_EXERCISE DETAILS_. Quote the records below in full, exactly as given, with the images taken out.

[Figure contents as structured data]
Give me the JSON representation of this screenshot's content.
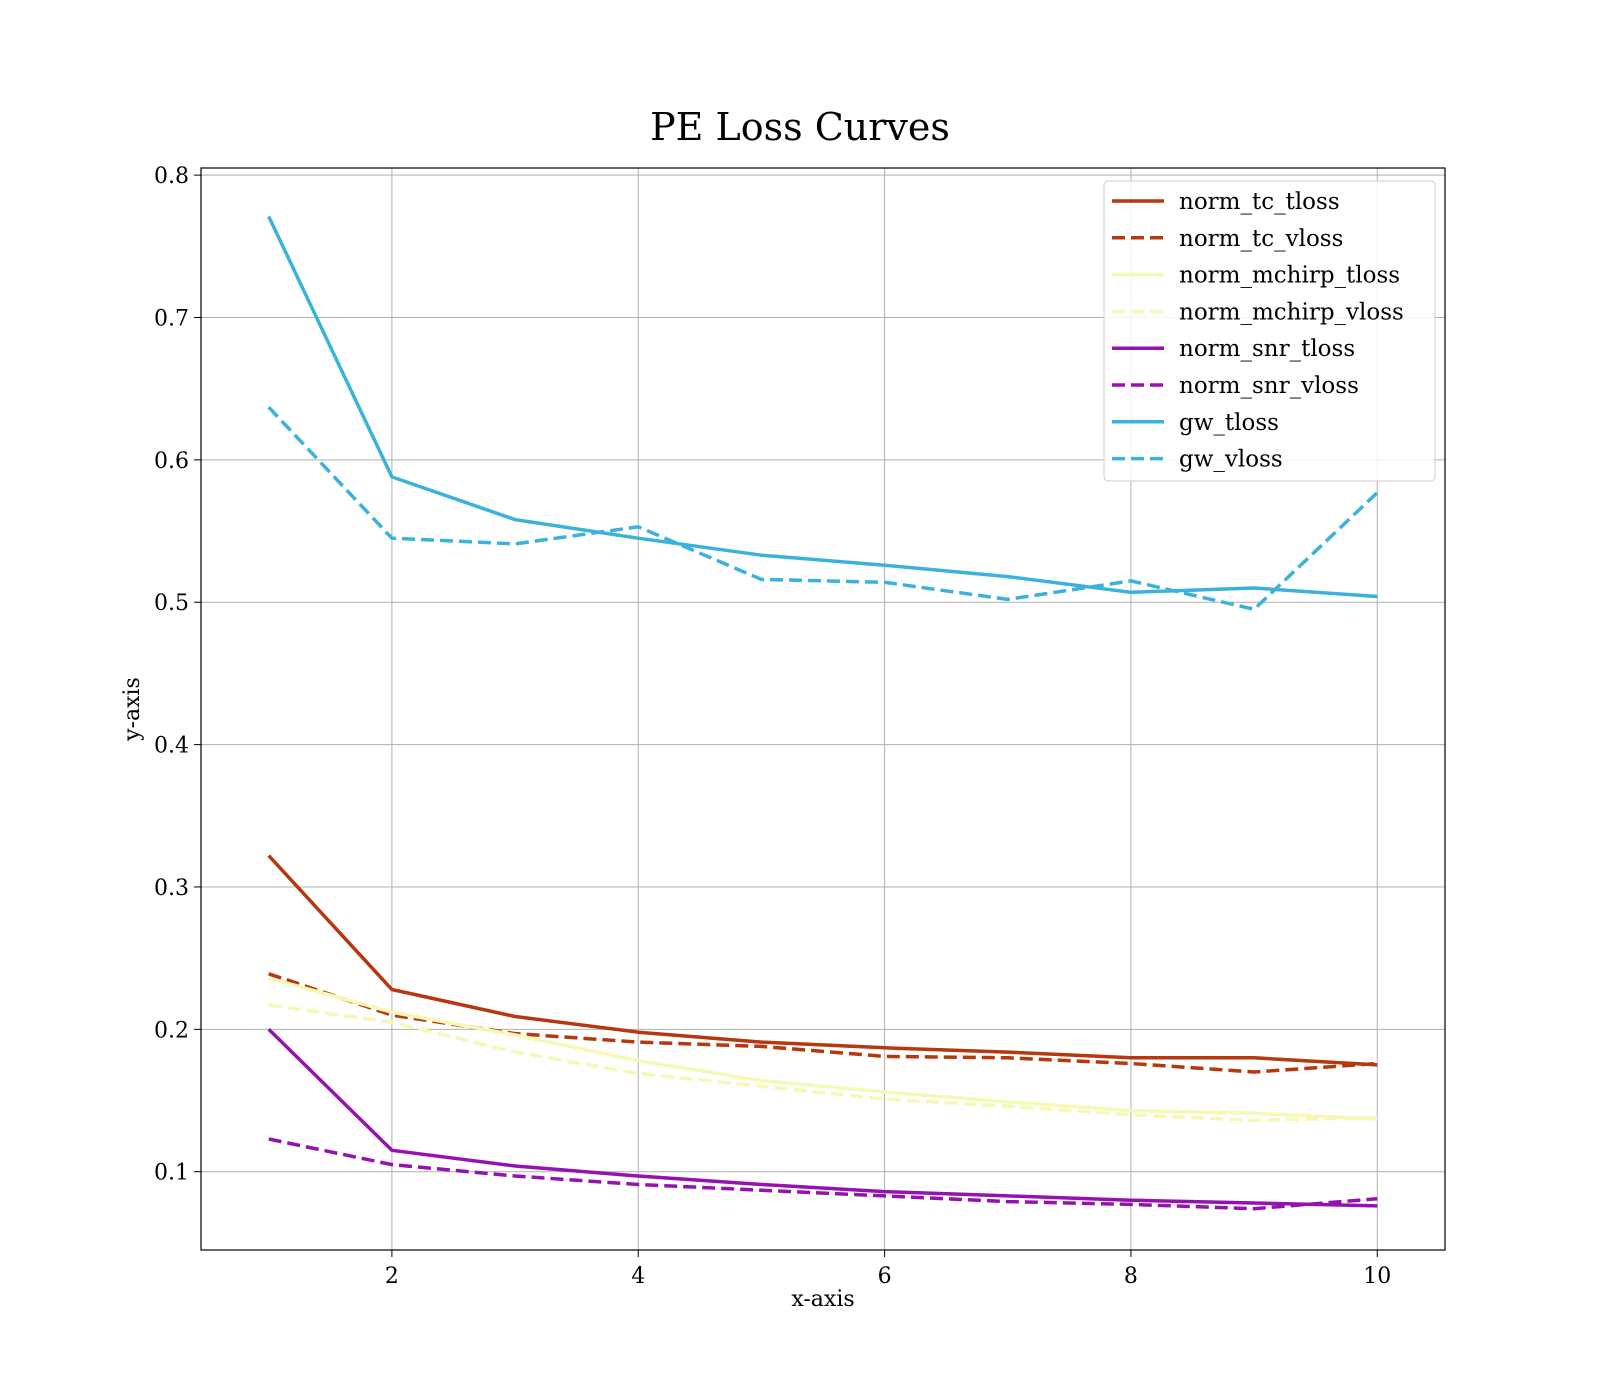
{
  "chart_data": {
    "type": "line",
    "title": "PE Loss Curves",
    "xlabel": "x-axis",
    "ylabel": "y-axis",
    "xlim": [
      0.45,
      10.55
    ],
    "ylim": [
      0.045,
      0.805
    ],
    "xticks": [
      2,
      4,
      6,
      8,
      10
    ],
    "xtick_labels": [
      "2",
      "4",
      "6",
      "8",
      "10"
    ],
    "yticks": [
      0.1,
      0.2,
      0.3,
      0.4,
      0.5,
      0.6,
      0.7,
      0.8
    ],
    "ytick_labels": [
      "0.1",
      "0.2",
      "0.3",
      "0.4",
      "0.5",
      "0.6",
      "0.7",
      "0.8"
    ],
    "grid": true,
    "legend_position": "top-right",
    "x": [
      1,
      2,
      3,
      4,
      5,
      6,
      7,
      8,
      9,
      10
    ],
    "series": [
      {
        "name": "norm_tc_tloss",
        "color": "#b5380e",
        "dash": "solid",
        "values": [
          0.322,
          0.228,
          0.209,
          0.198,
          0.191,
          0.187,
          0.184,
          0.18,
          0.18,
          0.175
        ]
      },
      {
        "name": "norm_tc_vloss",
        "color": "#b5380e",
        "dash": "dashed",
        "values": [
          0.239,
          0.21,
          0.197,
          0.191,
          0.188,
          0.181,
          0.18,
          0.176,
          0.17,
          0.176
        ]
      },
      {
        "name": "norm_mchirp_tloss",
        "color": "#f6f8b5",
        "dash": "solid",
        "values": [
          0.236,
          0.212,
          0.196,
          0.178,
          0.164,
          0.156,
          0.149,
          0.143,
          0.141,
          0.137
        ]
      },
      {
        "name": "norm_mchirp_vloss",
        "color": "#f6f8b5",
        "dash": "dashed",
        "values": [
          0.217,
          0.205,
          0.184,
          0.169,
          0.16,
          0.151,
          0.146,
          0.14,
          0.136,
          0.138
        ]
      },
      {
        "name": "norm_snr_tloss",
        "color": "#9512b0",
        "dash": "solid",
        "values": [
          0.2,
          0.115,
          0.104,
          0.097,
          0.091,
          0.086,
          0.083,
          0.08,
          0.078,
          0.076
        ]
      },
      {
        "name": "norm_snr_vloss",
        "color": "#9512b0",
        "dash": "dashed",
        "values": [
          0.123,
          0.105,
          0.097,
          0.091,
          0.087,
          0.083,
          0.079,
          0.077,
          0.074,
          0.081
        ]
      },
      {
        "name": "gw_tloss",
        "color": "#3ab2db",
        "dash": "solid",
        "values": [
          0.771,
          0.588,
          0.558,
          0.545,
          0.533,
          0.526,
          0.518,
          0.507,
          0.51,
          0.504
        ]
      },
      {
        "name": "gw_vloss",
        "color": "#3ab2db",
        "dash": "dashed",
        "values": [
          0.637,
          0.545,
          0.541,
          0.553,
          0.516,
          0.514,
          0.502,
          0.515,
          0.495,
          0.577
        ]
      }
    ]
  }
}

_OUTPUT_.
Give me the JSON representation of this screenshot's content.
{
  "chart_data": {
    "type": "line",
    "title": "PE Loss Curves",
    "xlabel": "x-axis",
    "ylabel": "y-axis",
    "xlim": [
      0.45,
      10.55
    ],
    "ylim": [
      0.045,
      0.805
    ],
    "xticks": [
      2,
      4,
      6,
      8,
      10
    ],
    "xtick_labels": [
      "2",
      "4",
      "6",
      "8",
      "10"
    ],
    "yticks": [
      0.1,
      0.2,
      0.3,
      0.4,
      0.5,
      0.6,
      0.7,
      0.8
    ],
    "ytick_labels": [
      "0.1",
      "0.2",
      "0.3",
      "0.4",
      "0.5",
      "0.6",
      "0.7",
      "0.8"
    ],
    "grid": true,
    "legend_position": "top-right",
    "x": [
      1,
      2,
      3,
      4,
      5,
      6,
      7,
      8,
      9,
      10
    ],
    "series": [
      {
        "name": "norm_tc_tloss",
        "color": "#b5380e",
        "dash": "solid",
        "values": [
          0.322,
          0.228,
          0.209,
          0.198,
          0.191,
          0.187,
          0.184,
          0.18,
          0.18,
          0.175
        ]
      },
      {
        "name": "norm_tc_vloss",
        "color": "#b5380e",
        "dash": "dashed",
        "values": [
          0.239,
          0.21,
          0.197,
          0.191,
          0.188,
          0.181,
          0.18,
          0.176,
          0.17,
          0.176
        ]
      },
      {
        "name": "norm_mchirp_tloss",
        "color": "#f6f8b5",
        "dash": "solid",
        "values": [
          0.236,
          0.212,
          0.196,
          0.178,
          0.164,
          0.156,
          0.149,
          0.143,
          0.141,
          0.137
        ]
      },
      {
        "name": "norm_mchirp_vloss",
        "color": "#f6f8b5",
        "dash": "dashed",
        "values": [
          0.217,
          0.205,
          0.184,
          0.169,
          0.16,
          0.151,
          0.146,
          0.14,
          0.136,
          0.138
        ]
      },
      {
        "name": "norm_snr_tloss",
        "color": "#9512b0",
        "dash": "solid",
        "values": [
          0.2,
          0.115,
          0.104,
          0.097,
          0.091,
          0.086,
          0.083,
          0.08,
          0.078,
          0.076
        ]
      },
      {
        "name": "norm_snr_vloss",
        "color": "#9512b0",
        "dash": "dashed",
        "values": [
          0.123,
          0.105,
          0.097,
          0.091,
          0.087,
          0.083,
          0.079,
          0.077,
          0.074,
          0.081
        ]
      },
      {
        "name": "gw_tloss",
        "color": "#3ab2db",
        "dash": "solid",
        "values": [
          0.771,
          0.588,
          0.558,
          0.545,
          0.533,
          0.526,
          0.518,
          0.507,
          0.51,
          0.504
        ]
      },
      {
        "name": "gw_vloss",
        "color": "#3ab2db",
        "dash": "dashed",
        "values": [
          0.637,
          0.545,
          0.541,
          0.553,
          0.516,
          0.514,
          0.502,
          0.515,
          0.495,
          0.577
        ]
      }
    ]
  }
}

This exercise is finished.